[EXERCISE OBJECTIVE]
Check each line of the listing below for the string "image", and copy the ones that have it.

[RECORDS PROVIDED]
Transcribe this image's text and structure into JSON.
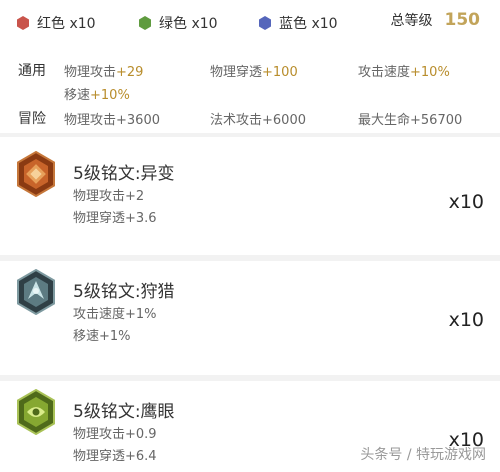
{
  "summary": {
    "red": {
      "label": "红色 x10",
      "color": "#c9544b",
      "icon": "red-gem-icon"
    },
    "green": {
      "label": "绿色 x10",
      "color": "#5f9b3f",
      "icon": "green-gem-icon"
    },
    "blue": {
      "label": "蓝色 x10",
      "color": "#5566bb",
      "icon": "blue-gem-icon"
    },
    "total_label": "总等级",
    "total_value": "150"
  },
  "general": {
    "category": "通用",
    "stats": [
      {
        "name": "物理攻击",
        "value": "+29"
      },
      {
        "name": "物理穿透",
        "value": "+100"
      },
      {
        "name": "攻击速度",
        "value": "+10%"
      },
      {
        "name": "移速",
        "value": "+10%"
      }
    ]
  },
  "adventure": {
    "category": "冒险",
    "stats": [
      {
        "name": "物理攻击",
        "value": "+3600"
      },
      {
        "name": "法术攻击",
        "value": "+6000"
      },
      {
        "name": "最大生命",
        "value": "+56700"
      }
    ]
  },
  "runes": [
    {
      "title": "5级铭文:异变",
      "color": "red",
      "icon": "red-rune-icon",
      "stats": [
        {
          "name": "物理攻击",
          "value": "+2"
        },
        {
          "name": "物理穿透",
          "value": "+3.6"
        }
      ],
      "count": "x10"
    },
    {
      "title": "5级铭文:狩猎",
      "color": "blue",
      "icon": "blue-rune-icon",
      "stats": [
        {
          "name": "攻击速度",
          "value": "+1%"
        },
        {
          "name": "移速",
          "value": "+1%"
        }
      ],
      "count": "x10"
    },
    {
      "title": "5级铭文:鹰眼",
      "color": "green",
      "icon": "green-rune-icon",
      "stats": [
        {
          "name": "物理攻击",
          "value": "+0.9"
        },
        {
          "name": "物理穿透",
          "value": "+6.4"
        }
      ],
      "count": "x10"
    }
  ],
  "watermark": "头条号 / 特玩游戏网"
}
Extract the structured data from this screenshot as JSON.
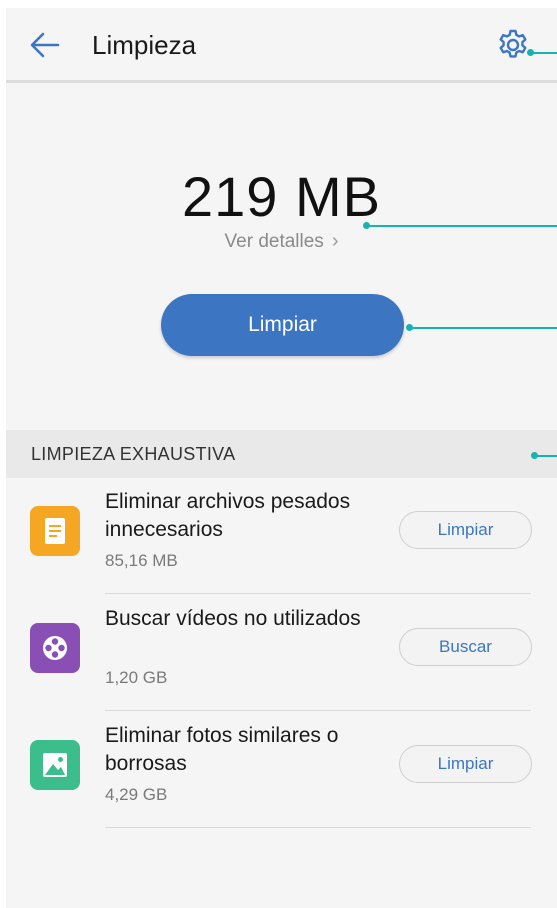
{
  "header": {
    "title": "Limpieza",
    "back_icon": "arrow-left-icon",
    "settings_icon": "gear-icon"
  },
  "summary": {
    "amount": "219 MB",
    "details_label": "Ver detalles",
    "clean_button": "Limpiar"
  },
  "section": {
    "title": "LIMPIEZA EXHAUSTIVA"
  },
  "items": [
    {
      "name": "Eliminar archivos pesados innecesarios",
      "size": "85,16 MB",
      "action": "Limpiar",
      "icon": "document-icon",
      "color": "#f5a623"
    },
    {
      "name": "Buscar vídeos no utilizados",
      "size": "1,20 GB",
      "action": "Buscar",
      "icon": "film-reel-icon",
      "color": "#8a4fb5"
    },
    {
      "name": "Eliminar fotos similares o borrosas",
      "size": "4,29 GB",
      "action": "Limpiar",
      "icon": "image-icon",
      "color": "#3bbd8c"
    }
  ],
  "colors": {
    "accent": "#3c76c2",
    "callout": "#17b2b2",
    "background": "#f5f5f5"
  }
}
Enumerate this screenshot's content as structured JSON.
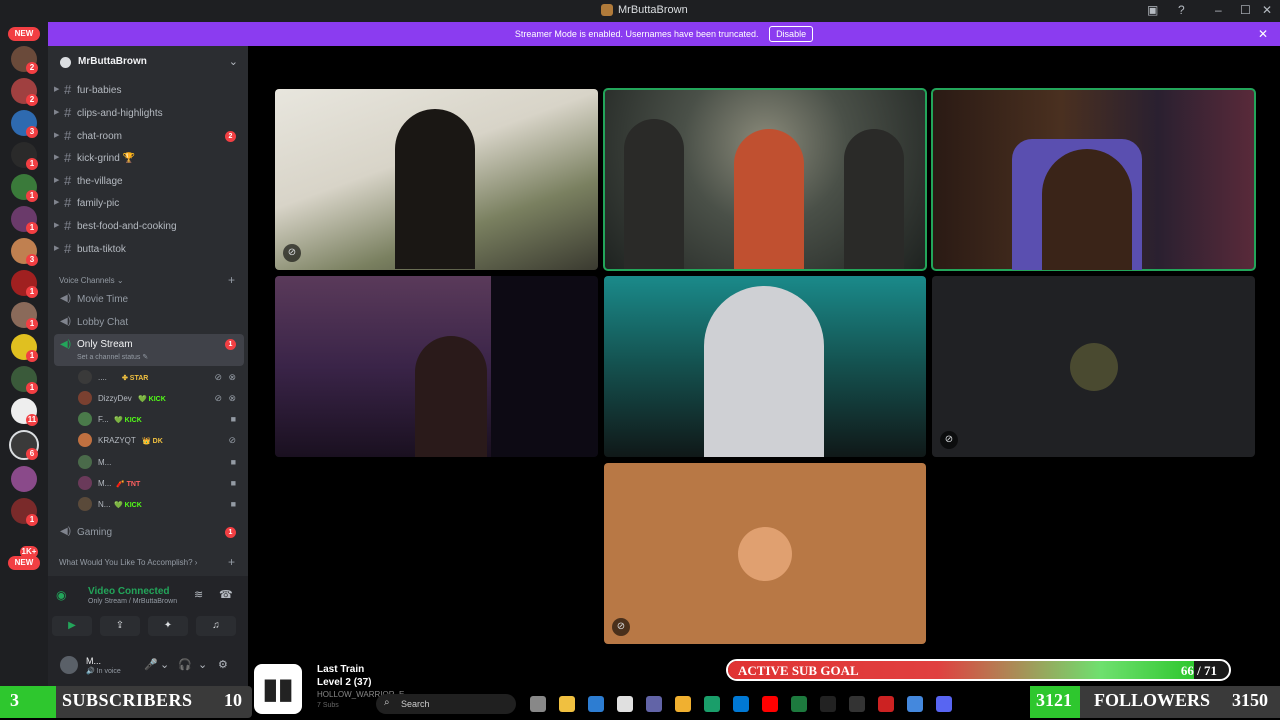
{
  "window": {
    "title": "MrButtaBrown",
    "min_glyph": "–",
    "max_glyph": "☐",
    "close_glyph": "✕",
    "notif_glyph": "▣",
    "help_glyph": "?"
  },
  "banner": {
    "text": "Streamer Mode is enabled. Usernames have been truncated.",
    "disable_label": "Disable",
    "close_glyph": "✕"
  },
  "server_rail": {
    "new_top": "NEW",
    "new_bottom": "NEW",
    "badges": [
      "2",
      "2",
      "3",
      "1",
      "1",
      "1",
      "3",
      "1",
      "1",
      "1",
      "1",
      "1",
      "1",
      "11",
      "6",
      "1",
      "1",
      "1K+"
    ]
  },
  "server": {
    "name": "MrButtaBrown",
    "chevron": "⌄"
  },
  "text_channels": [
    {
      "name": "fur-babies",
      "mention": ""
    },
    {
      "name": "clips-and-highlights",
      "mention": ""
    },
    {
      "name": "chat-room",
      "mention": "2"
    },
    {
      "name": "kick-grind 🏆",
      "mention": ""
    },
    {
      "name": "the-village",
      "mention": ""
    },
    {
      "name": "family-pic",
      "mention": ""
    },
    {
      "name": "best-food-and-cooking",
      "mention": ""
    },
    {
      "name": "butta-tiktok",
      "mention": ""
    }
  ],
  "voice_header": "Voice Channels ⌄",
  "voice_add": "+",
  "voice_channels": {
    "movie_time": "Movie Time",
    "lobby_chat": "Lobby Chat",
    "only_stream": "Only Stream",
    "only_stream_status": "Set a channel status ✎",
    "only_stream_mention": "1",
    "gaming": "Gaming",
    "gaming_mention": "1"
  },
  "voice_users": [
    {
      "name": "....",
      "tag": "✤ STAR",
      "tag_color": "#f0c040",
      "avatar_color": "#3a3a3a"
    },
    {
      "name": "DizzyDev",
      "tag": "💚 KICK",
      "tag_color": "#53fc18",
      "avatar_color": "#7a4030"
    },
    {
      "name": "F...",
      "tag": "💚 KICK",
      "tag_color": "#53fc18",
      "avatar_color": "#4a7a4a"
    },
    {
      "name": "KRAZYQT",
      "tag": "👑 DK",
      "tag_color": "#f0c040",
      "avatar_color": "#c07040"
    },
    {
      "name": "M...",
      "tag": "",
      "tag_color": "#ffffff",
      "avatar_color": "#4a6a4a"
    },
    {
      "name": "M...",
      "tag": "🧨 TNT",
      "tag_color": "#ff6060",
      "avatar_color": "#6a3a5a"
    },
    {
      "name": "N...",
      "tag": "💚 KICK",
      "tag_color": "#53fc18",
      "avatar_color": "#5a4a3a"
    }
  ],
  "accomplish": "What Would You Like To Accomplish? ›",
  "accomplish_add": "+",
  "voice_panel": {
    "status": "Video Connected",
    "location": "Only Stream / MrButtaBrown",
    "signal_glyph": "◉",
    "noise_glyph": "≋",
    "disconnect_glyph": "☎"
  },
  "voice_buttons": {
    "camera": "▶",
    "screen": "⇪",
    "activity": "✦",
    "soundboard": "♫"
  },
  "user": {
    "name": "M...",
    "status": "🔊 In voice",
    "mic": "🎤",
    "headset": "🎧",
    "settings": "⚙",
    "dropdown": "⌄"
  },
  "tile_mute_glyph": "⊘",
  "overlays": {
    "subscribers_current": "3",
    "subscribers_label": "SUBSCRIBERS",
    "subscribers_goal": "10",
    "subscribers_fraction": 0.3,
    "followers_current": "3121",
    "followers_label": "FOLLOWERS",
    "followers_goal": "3150",
    "followers_fraction": 0.99,
    "sub_goal_label": "ACTIVE SUB GOAL",
    "sub_goal_count": "66 / 71",
    "sub_goal_fraction": 0.93
  },
  "last_train": {
    "icon": "▮▮",
    "title": "Last Train",
    "level": "Level 2  (37)",
    "name": "HOLLOW_WARRIOR_E",
    "subs": "7 Subs"
  },
  "taskbar": {
    "search_placeholder": "Search",
    "search_glyph": "⌕",
    "app_colors": [
      "#888888",
      "#f0c040",
      "#2d7dd2",
      "#e0e0e0",
      "#6264a7",
      "#f0b030",
      "#1a9e6a",
      "#0078d4",
      "#ff0000",
      "#1d7a3e",
      "#222222",
      "#333333",
      "#cc2222",
      "#4488dd",
      "#5865f2"
    ]
  },
  "colors": {
    "accent_purple": "#8b3cf0",
    "speaking_green": "#23a55a",
    "mention_red": "#f23f43"
  }
}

[SOLUTION FOR THIS TASK]
Transcribe this image's text and structure into JSON.
      "icon": "image-icon",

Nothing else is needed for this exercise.